Task =>
Return, word for word, every line that follows.

(Source data)
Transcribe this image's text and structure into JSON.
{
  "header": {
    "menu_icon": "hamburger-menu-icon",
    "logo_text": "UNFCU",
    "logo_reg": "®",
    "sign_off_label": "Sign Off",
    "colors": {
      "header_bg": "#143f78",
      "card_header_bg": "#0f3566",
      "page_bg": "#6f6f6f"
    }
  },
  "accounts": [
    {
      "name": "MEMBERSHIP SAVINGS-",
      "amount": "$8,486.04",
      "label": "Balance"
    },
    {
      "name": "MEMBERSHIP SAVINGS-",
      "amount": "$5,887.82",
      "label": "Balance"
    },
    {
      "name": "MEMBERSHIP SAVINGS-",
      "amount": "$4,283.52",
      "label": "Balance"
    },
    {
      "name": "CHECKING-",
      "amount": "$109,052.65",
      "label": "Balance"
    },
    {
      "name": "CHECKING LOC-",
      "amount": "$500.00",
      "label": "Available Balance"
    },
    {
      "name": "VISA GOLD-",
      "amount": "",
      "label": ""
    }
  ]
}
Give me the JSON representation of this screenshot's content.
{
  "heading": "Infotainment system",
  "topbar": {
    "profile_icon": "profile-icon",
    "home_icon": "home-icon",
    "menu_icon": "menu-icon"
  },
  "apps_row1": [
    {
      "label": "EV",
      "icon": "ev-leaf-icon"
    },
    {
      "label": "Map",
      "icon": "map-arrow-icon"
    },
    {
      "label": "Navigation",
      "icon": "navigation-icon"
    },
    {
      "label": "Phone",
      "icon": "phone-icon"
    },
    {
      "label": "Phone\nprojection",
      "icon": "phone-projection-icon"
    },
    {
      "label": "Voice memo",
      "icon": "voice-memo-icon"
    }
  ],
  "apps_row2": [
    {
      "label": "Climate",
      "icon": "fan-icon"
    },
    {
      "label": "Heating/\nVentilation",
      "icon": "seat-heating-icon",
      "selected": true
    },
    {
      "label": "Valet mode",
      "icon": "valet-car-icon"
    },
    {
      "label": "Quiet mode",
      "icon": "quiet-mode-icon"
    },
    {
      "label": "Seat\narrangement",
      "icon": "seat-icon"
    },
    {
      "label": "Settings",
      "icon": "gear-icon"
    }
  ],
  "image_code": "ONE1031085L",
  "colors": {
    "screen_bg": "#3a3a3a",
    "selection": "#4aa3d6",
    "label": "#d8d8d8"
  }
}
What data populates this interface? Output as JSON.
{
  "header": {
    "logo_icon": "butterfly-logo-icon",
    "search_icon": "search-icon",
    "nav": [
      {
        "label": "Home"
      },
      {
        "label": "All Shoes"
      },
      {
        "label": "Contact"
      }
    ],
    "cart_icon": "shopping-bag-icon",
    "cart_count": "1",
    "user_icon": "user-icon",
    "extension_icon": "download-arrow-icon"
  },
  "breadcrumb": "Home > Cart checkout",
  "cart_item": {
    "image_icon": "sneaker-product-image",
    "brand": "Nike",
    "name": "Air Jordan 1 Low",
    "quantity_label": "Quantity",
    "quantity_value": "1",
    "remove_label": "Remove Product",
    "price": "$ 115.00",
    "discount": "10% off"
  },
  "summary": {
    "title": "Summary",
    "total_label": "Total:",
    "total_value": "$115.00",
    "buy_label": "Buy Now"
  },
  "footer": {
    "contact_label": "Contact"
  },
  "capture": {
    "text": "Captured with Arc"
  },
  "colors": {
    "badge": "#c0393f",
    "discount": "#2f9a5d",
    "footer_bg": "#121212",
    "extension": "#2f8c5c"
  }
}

Task output =>
Transcribe this image's text and structure into JSON.
{
  "header": {
    "menu_icon": "hamburger-menu-icon",
    "logo_text": "UNFCU",
    "logo_reg": "®",
    "sign_off_label": "Sign Off",
    "colors": {
      "header_bg": "#143f78",
      "card_header_bg": "#0f3566",
      "page_bg": "#6f6f6f"
    }
  },
  "accounts": [
    {
      "name": "MEMBERSHIP SAVINGS-",
      "amount": "$8,486.04",
      "label": "Balance"
    },
    {
      "name": "MEMBERSHIP SAVINGS-",
      "amount": "$5,887.82",
      "label": "Balance"
    },
    {
      "name": "MEMBERSHIP SAVINGS-",
      "amount": "$4,283.52",
      "label": "Balance"
    },
    {
      "name": "CHECKING-",
      "amount": "$109,052.65",
      "label": "Balance"
    },
    {
      "name": "CHECKING LOC-",
      "amount": "$500.00",
      "label": "Available Balance"
    },
    {
      "name": "VISA GOLD-",
      "amount": "",
      "label": ""
    }
  ]
}
Give me the JSON representation of this screenshot's content.
{
  "heading": "Infotainment system",
  "topbar": {
    "profile_icon": "profile-icon",
    "home_icon": "home-icon",
    "menu_icon": "menu-icon"
  },
  "apps_row1": [
    {
      "label": "EV",
      "icon": "ev-leaf-icon"
    },
    {
      "label": "Map",
      "icon": "map-arrow-icon"
    },
    {
      "label": "Navigation",
      "icon": "navigation-icon"
    },
    {
      "label": "Phone",
      "icon": "phone-icon"
    },
    {
      "label": "Phone\nprojection",
      "icon": "phone-projection-icon"
    },
    {
      "label": "Voice memo",
      "icon": "voice-memo-icon"
    }
  ],
  "apps_row2": [
    {
      "label": "Climate",
      "icon": "fan-icon"
    },
    {
      "label": "Heating/\nVentilation",
      "icon": "seat-heating-icon",
      "selected": true
    },
    {
      "label": "Valet mode",
      "icon": "valet-car-icon"
    },
    {
      "label": "Quiet mode",
      "icon": "quiet-mode-icon"
    },
    {
      "label": "Seat\narrangement",
      "icon": "seat-icon"
    },
    {
      "label": "Settings",
      "icon": "gear-icon"
    }
  ],
  "image_code": "ONE1031085L",
  "colors": {
    "screen_bg": "#3a3a3a",
    "selection": "#4aa3d6",
    "label": "#d8d8d8"
  }
}
What data populates this interface? Output as JSON.
{
  "header": {
    "logo_icon": "butterfly-logo-icon",
    "search_icon": "search-icon",
    "nav": [
      {
        "label": "Home"
      },
      {
        "label": "All Shoes"
      },
      {
        "label": "Contact"
      }
    ],
    "cart_icon": "shopping-bag-icon",
    "cart_count": "1",
    "user_icon": "user-icon",
    "extension_icon": "download-arrow-icon"
  },
  "breadcrumb": "Home > Cart checkout",
  "cart_item": {
    "image_icon": "sneaker-product-image",
    "brand": "Nike",
    "name": "Air Jordan 1 Low",
    "quantity_label": "Quantity",
    "quantity_value": "1",
    "remove_label": "Remove Product",
    "price": "$ 115.00",
    "discount": "10% off"
  },
  "summary": {
    "title": "Summary",
    "total_label": "Total:",
    "total_value": "$115.00",
    "buy_label": "Buy Now"
  },
  "footer": {
    "contact_label": "Contact"
  },
  "capture": {
    "text": "Captured with Arc"
  },
  "colors": {
    "badge": "#c0393f",
    "discount": "#2f9a5d",
    "footer_bg": "#121212",
    "extension": "#2f8c5c"
  }
}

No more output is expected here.